## [Stated exercise]
Extract the lines that hold the string "Dong".

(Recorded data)
---+---
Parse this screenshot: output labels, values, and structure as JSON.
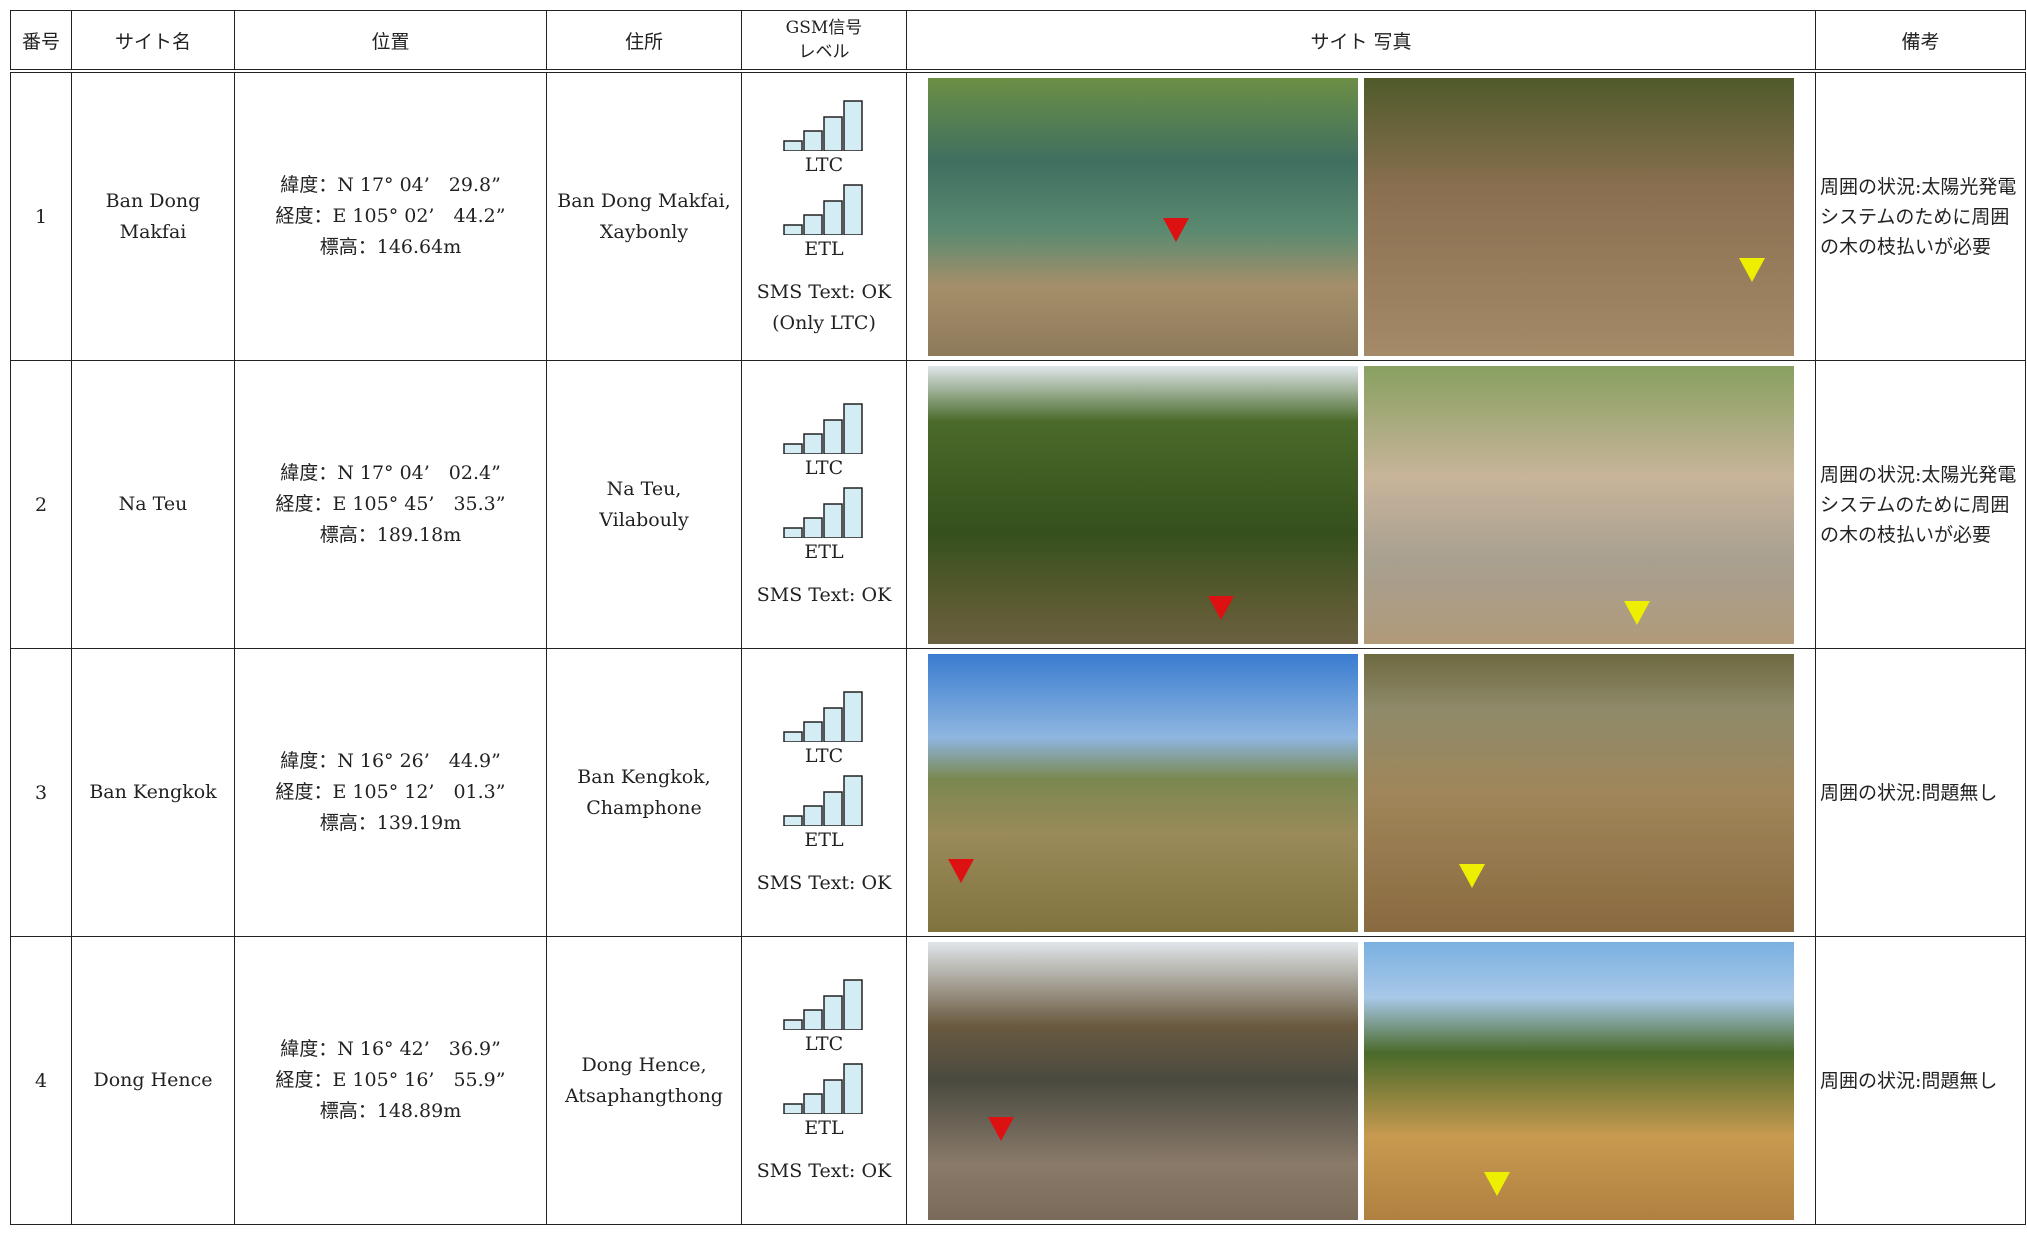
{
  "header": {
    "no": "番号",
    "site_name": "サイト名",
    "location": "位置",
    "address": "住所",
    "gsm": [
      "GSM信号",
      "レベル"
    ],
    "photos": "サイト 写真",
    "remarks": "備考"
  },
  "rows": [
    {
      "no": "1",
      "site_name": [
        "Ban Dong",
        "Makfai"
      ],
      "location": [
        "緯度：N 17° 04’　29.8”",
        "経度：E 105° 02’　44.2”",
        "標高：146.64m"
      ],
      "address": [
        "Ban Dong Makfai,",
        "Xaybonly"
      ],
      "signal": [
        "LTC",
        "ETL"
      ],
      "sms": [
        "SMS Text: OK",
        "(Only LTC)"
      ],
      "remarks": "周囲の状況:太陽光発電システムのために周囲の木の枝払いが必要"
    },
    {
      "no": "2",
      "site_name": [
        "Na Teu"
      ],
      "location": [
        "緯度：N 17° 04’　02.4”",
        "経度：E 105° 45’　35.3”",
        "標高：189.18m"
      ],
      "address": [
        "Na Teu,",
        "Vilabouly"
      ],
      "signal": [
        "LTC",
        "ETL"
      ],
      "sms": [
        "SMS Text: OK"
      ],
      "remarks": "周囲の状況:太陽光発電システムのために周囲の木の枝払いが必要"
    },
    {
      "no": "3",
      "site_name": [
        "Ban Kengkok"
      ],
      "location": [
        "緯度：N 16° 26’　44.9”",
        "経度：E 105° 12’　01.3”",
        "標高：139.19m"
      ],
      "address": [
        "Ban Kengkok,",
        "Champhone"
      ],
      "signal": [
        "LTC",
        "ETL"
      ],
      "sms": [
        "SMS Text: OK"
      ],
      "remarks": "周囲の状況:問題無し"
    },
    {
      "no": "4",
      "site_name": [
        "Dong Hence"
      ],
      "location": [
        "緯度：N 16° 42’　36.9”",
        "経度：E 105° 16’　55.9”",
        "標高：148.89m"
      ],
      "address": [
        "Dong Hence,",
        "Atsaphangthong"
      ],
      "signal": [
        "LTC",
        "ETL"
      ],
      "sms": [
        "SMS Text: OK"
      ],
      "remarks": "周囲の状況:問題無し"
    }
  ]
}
---+---
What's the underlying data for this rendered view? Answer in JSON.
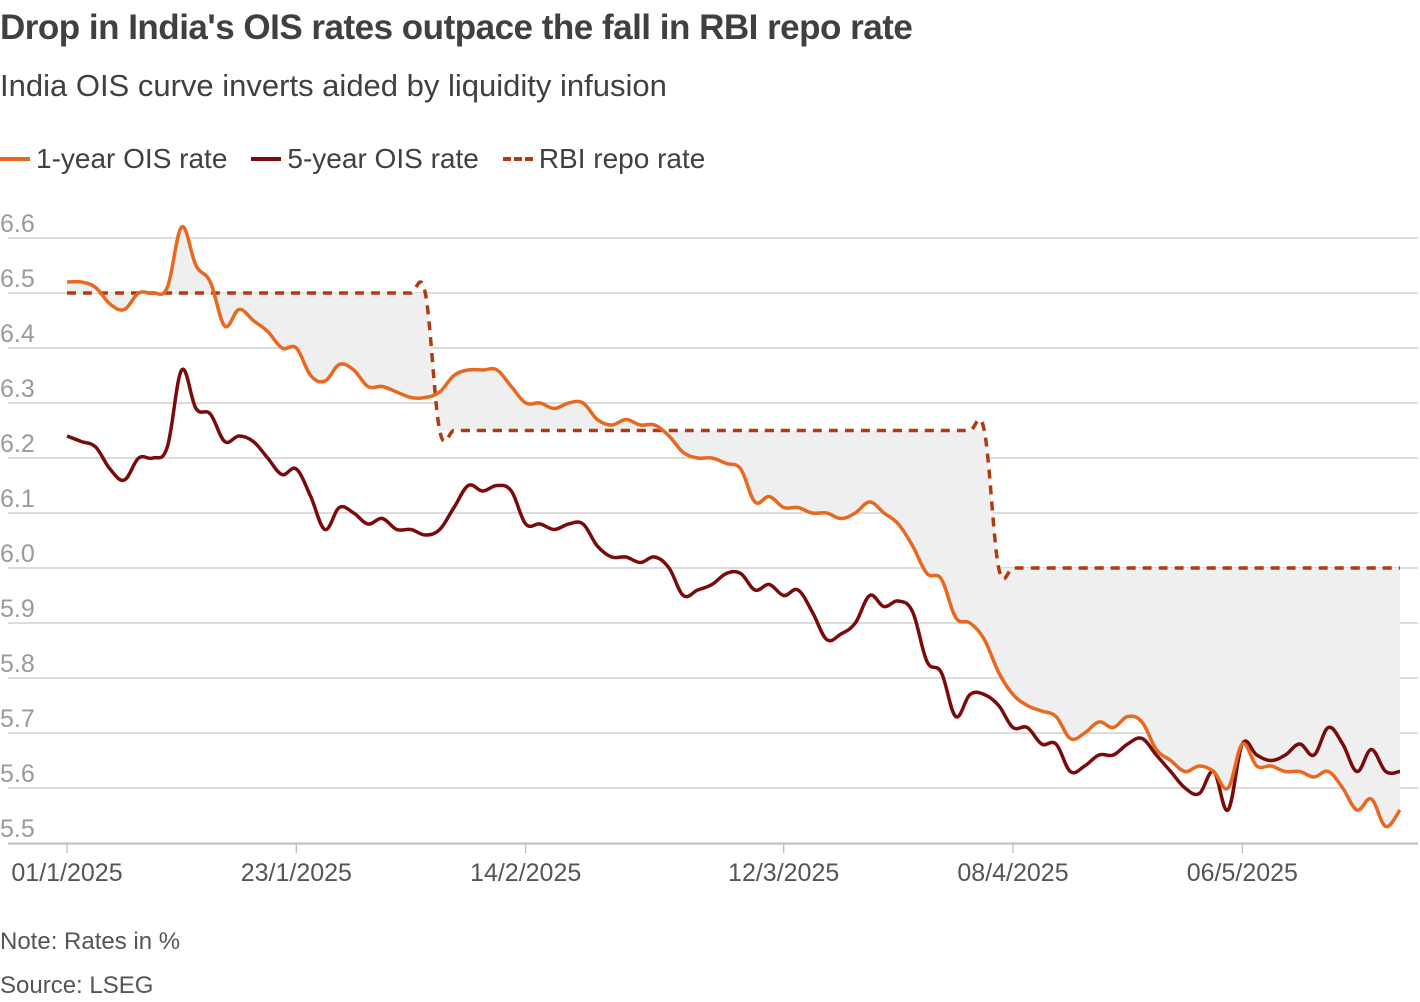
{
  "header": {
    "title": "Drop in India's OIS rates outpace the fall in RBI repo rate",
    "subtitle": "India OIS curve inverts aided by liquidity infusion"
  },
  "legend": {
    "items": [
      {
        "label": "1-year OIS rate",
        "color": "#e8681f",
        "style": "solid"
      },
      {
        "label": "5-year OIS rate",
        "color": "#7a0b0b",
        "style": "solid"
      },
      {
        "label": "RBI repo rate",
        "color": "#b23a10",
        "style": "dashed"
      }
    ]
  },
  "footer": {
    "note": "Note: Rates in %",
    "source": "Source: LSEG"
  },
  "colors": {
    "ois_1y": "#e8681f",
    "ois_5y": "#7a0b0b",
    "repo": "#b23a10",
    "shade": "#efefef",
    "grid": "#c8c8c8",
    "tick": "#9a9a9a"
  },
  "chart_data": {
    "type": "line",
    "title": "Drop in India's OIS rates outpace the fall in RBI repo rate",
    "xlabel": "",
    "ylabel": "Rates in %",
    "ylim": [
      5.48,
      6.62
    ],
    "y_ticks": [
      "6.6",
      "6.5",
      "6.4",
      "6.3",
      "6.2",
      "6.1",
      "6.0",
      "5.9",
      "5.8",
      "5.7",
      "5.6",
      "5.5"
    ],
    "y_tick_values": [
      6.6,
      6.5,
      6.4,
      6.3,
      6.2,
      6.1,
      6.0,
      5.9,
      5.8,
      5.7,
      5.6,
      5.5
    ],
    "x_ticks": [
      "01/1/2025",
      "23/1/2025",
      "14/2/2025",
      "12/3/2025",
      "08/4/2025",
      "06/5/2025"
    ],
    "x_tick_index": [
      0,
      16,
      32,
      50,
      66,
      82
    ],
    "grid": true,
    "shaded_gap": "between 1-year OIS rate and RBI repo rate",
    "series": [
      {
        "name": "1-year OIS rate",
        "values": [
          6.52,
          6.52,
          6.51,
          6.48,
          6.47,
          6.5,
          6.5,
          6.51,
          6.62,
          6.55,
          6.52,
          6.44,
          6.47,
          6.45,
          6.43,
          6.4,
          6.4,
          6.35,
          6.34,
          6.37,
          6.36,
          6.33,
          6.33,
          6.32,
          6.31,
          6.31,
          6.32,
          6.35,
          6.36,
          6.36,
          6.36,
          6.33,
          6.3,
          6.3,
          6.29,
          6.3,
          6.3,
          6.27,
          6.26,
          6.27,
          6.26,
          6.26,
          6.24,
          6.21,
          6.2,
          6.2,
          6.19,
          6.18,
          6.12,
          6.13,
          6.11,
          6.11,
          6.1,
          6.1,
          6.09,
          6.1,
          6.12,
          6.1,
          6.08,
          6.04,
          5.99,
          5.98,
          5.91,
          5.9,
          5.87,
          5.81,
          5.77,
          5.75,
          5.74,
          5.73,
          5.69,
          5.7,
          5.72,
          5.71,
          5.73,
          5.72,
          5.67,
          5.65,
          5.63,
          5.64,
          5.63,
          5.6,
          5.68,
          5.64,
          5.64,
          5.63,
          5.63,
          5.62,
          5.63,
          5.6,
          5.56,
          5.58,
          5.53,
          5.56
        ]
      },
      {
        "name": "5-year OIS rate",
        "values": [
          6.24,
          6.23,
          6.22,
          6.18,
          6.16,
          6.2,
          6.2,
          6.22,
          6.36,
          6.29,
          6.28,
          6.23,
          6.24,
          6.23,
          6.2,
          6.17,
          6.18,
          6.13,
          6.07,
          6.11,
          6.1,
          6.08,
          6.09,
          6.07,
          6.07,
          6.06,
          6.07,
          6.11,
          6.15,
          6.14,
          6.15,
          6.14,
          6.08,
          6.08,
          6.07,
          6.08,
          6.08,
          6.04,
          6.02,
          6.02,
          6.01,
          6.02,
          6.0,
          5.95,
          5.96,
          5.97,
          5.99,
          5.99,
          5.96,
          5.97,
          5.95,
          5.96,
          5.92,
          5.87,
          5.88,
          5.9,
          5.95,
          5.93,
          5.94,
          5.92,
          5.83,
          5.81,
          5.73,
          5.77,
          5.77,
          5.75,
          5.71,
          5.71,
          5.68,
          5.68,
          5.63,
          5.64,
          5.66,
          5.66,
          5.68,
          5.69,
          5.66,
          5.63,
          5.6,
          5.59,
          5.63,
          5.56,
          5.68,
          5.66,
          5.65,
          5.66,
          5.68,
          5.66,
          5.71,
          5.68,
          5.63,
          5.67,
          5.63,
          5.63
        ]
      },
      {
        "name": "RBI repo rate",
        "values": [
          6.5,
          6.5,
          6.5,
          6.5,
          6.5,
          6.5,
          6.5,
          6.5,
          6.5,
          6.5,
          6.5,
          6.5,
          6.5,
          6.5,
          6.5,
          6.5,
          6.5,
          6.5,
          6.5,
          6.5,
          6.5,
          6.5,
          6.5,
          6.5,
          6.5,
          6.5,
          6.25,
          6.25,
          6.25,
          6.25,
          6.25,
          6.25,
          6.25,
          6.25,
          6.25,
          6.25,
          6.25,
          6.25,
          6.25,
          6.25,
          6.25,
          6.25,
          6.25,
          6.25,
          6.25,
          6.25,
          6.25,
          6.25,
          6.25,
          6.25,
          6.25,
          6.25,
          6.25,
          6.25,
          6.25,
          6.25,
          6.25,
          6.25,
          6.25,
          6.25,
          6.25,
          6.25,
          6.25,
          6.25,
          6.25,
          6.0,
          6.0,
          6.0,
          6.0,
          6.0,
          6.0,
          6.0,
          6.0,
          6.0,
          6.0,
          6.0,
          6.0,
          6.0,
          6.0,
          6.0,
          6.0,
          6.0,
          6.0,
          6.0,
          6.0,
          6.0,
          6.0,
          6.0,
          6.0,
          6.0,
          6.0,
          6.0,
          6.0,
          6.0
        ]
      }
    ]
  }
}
---+---
## [The response]
        "Ban Dong",
        "Ban Dong Makfai,",
        "Dong Hence"
        "Dong Hence,",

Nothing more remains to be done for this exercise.